## What you need to do
Your output should be each line from the material below that has the word "name".

## Record excerpts
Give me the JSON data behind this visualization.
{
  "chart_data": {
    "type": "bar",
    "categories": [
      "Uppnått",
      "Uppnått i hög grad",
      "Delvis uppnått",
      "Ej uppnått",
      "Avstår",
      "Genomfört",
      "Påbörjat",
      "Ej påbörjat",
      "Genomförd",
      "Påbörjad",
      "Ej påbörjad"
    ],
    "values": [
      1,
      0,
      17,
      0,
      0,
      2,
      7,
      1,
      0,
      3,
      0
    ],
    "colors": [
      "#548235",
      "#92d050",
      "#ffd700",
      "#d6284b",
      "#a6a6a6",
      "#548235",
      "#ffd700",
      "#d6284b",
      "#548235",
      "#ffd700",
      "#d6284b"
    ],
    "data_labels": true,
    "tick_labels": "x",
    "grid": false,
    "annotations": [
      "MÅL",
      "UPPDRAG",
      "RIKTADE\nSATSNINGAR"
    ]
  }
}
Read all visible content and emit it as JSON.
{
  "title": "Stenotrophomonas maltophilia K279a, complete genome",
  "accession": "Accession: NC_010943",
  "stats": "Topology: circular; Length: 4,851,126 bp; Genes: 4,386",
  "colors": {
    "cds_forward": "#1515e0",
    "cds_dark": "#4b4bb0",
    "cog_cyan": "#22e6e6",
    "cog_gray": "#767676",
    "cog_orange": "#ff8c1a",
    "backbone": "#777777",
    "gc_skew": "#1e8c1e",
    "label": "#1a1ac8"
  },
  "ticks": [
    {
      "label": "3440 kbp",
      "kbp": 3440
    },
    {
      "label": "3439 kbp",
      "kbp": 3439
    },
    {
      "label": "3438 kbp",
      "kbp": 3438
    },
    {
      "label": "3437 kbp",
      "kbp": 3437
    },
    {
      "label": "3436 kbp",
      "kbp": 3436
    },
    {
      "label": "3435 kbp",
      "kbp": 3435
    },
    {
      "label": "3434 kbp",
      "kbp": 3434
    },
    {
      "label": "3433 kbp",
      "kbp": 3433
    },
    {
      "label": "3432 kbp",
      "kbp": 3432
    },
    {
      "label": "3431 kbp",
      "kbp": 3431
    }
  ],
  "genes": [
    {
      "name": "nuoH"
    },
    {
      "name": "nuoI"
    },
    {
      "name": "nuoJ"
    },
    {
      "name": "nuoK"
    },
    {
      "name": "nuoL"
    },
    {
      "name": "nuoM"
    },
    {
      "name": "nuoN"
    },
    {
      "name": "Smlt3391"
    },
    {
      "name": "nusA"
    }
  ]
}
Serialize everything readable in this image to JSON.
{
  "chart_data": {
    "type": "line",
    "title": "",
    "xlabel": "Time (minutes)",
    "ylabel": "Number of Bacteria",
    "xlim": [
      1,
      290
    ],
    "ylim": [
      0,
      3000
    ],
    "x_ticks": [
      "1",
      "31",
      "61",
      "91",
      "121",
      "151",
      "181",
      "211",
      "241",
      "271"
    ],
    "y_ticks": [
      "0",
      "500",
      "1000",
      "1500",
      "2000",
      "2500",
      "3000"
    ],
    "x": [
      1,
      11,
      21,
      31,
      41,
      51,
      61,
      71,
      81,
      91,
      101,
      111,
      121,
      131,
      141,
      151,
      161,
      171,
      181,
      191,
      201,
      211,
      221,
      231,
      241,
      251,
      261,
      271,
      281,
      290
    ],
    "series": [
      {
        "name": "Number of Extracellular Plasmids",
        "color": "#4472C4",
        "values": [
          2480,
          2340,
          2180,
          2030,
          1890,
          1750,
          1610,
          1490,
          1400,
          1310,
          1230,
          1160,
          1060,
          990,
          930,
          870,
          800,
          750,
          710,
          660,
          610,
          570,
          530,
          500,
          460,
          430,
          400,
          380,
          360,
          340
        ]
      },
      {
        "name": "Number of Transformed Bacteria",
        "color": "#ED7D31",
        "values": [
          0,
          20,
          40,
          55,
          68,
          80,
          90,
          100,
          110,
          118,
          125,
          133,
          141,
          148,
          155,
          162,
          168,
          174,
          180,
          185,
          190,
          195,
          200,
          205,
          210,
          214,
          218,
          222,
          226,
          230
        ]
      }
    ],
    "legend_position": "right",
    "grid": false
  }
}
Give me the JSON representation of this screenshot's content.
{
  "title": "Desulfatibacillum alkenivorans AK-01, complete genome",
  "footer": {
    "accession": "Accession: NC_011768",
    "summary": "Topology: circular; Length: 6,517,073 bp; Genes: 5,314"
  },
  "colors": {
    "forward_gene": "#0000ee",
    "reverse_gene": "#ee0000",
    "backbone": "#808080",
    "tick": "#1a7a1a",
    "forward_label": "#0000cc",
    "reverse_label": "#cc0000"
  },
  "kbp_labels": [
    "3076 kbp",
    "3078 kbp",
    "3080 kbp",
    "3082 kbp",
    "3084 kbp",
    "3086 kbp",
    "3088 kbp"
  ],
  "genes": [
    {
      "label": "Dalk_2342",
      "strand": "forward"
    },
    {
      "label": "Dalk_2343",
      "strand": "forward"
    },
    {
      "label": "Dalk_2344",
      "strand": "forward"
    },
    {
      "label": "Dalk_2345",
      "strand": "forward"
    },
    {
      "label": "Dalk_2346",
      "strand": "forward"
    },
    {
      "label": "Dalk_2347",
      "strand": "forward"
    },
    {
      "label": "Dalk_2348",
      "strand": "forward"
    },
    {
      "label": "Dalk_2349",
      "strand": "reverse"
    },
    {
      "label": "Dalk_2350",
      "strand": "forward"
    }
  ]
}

## Answer below
      "name": "nuoH"
      "name": "nuoI"
      "name": "nuoJ"
      "name": "nuoK"
      "name": "nuoL"
      "name": "nuoM"
      "name": "nuoN"
      "name": "Smlt3391"
      "name": "nusA"
        "name": "Number of Extracellular Plasmids",
        "name": "Number of Transformed Bacteria",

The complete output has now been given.